- **Directions**: State how many lines contain "minutes", and write nothing except that count.

- **Given records**:

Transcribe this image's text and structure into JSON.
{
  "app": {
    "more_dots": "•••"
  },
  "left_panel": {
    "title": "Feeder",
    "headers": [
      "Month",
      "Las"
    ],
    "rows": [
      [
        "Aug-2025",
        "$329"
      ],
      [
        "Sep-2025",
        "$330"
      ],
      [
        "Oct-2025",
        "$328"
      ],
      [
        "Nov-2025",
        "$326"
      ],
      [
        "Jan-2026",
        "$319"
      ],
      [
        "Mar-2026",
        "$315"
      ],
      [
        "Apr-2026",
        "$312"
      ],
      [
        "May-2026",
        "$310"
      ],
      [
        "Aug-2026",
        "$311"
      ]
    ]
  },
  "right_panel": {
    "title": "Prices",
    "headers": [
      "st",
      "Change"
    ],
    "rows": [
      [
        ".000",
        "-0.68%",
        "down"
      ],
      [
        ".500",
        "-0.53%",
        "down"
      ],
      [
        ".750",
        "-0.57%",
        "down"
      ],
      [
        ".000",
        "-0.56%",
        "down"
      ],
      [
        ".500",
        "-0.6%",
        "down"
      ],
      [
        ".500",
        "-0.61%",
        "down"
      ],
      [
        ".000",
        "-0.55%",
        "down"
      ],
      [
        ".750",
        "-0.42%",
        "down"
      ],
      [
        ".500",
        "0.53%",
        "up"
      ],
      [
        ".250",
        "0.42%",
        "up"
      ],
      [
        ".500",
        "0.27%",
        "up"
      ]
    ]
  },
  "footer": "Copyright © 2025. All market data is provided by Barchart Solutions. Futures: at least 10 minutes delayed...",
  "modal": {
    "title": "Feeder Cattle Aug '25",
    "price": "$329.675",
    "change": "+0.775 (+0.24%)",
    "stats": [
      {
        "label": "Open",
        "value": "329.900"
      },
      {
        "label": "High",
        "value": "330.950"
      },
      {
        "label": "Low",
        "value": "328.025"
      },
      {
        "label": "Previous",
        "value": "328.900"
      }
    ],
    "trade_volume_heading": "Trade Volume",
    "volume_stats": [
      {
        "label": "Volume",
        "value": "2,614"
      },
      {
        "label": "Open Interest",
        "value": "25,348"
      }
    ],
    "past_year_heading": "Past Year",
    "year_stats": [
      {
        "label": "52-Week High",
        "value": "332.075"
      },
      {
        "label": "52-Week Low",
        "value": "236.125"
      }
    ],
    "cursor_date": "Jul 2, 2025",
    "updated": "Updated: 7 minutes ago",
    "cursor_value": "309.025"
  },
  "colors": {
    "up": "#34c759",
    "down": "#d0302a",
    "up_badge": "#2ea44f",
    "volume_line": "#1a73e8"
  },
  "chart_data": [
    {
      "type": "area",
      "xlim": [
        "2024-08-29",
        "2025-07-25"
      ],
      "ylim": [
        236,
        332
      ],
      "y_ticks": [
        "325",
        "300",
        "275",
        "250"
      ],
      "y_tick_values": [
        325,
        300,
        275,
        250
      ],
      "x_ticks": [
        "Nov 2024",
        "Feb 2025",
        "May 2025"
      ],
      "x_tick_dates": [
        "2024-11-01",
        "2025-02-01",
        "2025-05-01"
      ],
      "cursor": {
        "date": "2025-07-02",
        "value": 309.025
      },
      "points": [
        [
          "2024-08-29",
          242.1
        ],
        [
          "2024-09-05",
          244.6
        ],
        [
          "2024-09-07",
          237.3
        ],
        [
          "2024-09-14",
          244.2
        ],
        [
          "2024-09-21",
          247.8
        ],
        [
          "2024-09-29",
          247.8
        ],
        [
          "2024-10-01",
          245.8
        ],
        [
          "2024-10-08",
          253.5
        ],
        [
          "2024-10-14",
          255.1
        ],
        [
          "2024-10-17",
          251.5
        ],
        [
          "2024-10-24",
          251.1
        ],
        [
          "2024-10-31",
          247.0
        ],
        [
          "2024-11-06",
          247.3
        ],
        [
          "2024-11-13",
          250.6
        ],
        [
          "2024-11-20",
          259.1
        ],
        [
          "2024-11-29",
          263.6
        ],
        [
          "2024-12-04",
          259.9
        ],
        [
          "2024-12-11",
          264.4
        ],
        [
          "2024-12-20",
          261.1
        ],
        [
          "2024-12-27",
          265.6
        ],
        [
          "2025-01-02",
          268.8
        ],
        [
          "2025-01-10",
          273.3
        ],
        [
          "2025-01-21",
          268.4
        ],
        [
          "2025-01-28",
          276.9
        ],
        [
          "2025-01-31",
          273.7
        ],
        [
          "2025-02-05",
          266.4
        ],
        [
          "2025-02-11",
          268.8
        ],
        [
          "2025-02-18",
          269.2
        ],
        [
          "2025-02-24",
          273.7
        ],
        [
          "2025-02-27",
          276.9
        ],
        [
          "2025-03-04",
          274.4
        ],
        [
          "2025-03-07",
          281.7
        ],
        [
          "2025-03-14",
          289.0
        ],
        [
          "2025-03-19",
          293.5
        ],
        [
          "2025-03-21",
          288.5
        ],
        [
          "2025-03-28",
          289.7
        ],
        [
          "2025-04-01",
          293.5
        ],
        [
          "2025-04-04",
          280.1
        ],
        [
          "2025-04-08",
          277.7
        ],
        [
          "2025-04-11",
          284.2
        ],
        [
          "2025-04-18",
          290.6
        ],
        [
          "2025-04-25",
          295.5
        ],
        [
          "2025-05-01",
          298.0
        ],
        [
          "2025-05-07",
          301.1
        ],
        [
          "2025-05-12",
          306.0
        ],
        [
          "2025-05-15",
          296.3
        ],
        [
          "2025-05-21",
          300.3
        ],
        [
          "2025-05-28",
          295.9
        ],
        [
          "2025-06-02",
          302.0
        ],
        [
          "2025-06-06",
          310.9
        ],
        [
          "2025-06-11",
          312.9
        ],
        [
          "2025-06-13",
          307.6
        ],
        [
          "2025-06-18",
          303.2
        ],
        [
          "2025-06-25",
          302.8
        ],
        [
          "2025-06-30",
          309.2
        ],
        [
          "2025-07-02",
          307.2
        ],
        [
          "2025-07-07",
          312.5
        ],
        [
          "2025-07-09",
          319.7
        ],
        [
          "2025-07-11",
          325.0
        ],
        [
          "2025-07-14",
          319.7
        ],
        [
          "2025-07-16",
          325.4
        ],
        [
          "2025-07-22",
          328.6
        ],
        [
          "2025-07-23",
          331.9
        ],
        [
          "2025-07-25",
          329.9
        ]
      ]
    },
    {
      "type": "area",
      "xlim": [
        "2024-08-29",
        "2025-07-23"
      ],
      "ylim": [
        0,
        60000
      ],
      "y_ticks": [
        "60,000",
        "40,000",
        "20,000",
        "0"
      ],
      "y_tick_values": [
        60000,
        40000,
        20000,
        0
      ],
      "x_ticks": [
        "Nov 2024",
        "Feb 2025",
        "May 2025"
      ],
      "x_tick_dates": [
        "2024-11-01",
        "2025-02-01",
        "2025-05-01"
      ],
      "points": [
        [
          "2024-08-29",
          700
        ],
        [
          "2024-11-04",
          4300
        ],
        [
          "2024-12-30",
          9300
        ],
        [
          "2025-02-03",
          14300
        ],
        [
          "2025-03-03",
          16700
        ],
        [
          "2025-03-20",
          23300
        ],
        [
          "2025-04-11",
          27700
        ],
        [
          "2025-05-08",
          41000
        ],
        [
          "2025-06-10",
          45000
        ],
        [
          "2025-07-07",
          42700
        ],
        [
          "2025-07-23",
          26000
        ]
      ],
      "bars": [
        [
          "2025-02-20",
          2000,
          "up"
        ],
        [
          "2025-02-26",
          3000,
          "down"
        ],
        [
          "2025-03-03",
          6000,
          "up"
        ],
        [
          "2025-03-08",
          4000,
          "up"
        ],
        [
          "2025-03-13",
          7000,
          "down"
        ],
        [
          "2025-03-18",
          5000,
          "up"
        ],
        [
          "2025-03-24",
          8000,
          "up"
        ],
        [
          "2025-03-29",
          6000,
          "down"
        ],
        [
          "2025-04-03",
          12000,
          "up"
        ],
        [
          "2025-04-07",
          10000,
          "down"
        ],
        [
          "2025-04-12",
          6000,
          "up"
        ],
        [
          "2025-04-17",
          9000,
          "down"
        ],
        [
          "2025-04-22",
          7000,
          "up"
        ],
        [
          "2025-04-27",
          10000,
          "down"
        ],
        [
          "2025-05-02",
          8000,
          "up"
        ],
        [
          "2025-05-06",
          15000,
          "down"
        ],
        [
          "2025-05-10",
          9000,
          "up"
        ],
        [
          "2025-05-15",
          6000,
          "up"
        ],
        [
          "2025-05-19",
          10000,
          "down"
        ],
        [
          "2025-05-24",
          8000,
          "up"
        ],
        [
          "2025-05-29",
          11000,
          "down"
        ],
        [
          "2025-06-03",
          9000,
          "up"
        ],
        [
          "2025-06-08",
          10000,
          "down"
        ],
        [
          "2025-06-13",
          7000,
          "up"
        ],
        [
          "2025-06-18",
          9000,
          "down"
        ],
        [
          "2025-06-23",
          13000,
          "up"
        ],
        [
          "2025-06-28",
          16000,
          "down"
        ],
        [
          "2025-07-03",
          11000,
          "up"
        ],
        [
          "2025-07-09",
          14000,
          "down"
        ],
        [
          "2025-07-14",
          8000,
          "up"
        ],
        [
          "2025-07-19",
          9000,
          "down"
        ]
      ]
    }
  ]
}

- **Exercise solution**: 2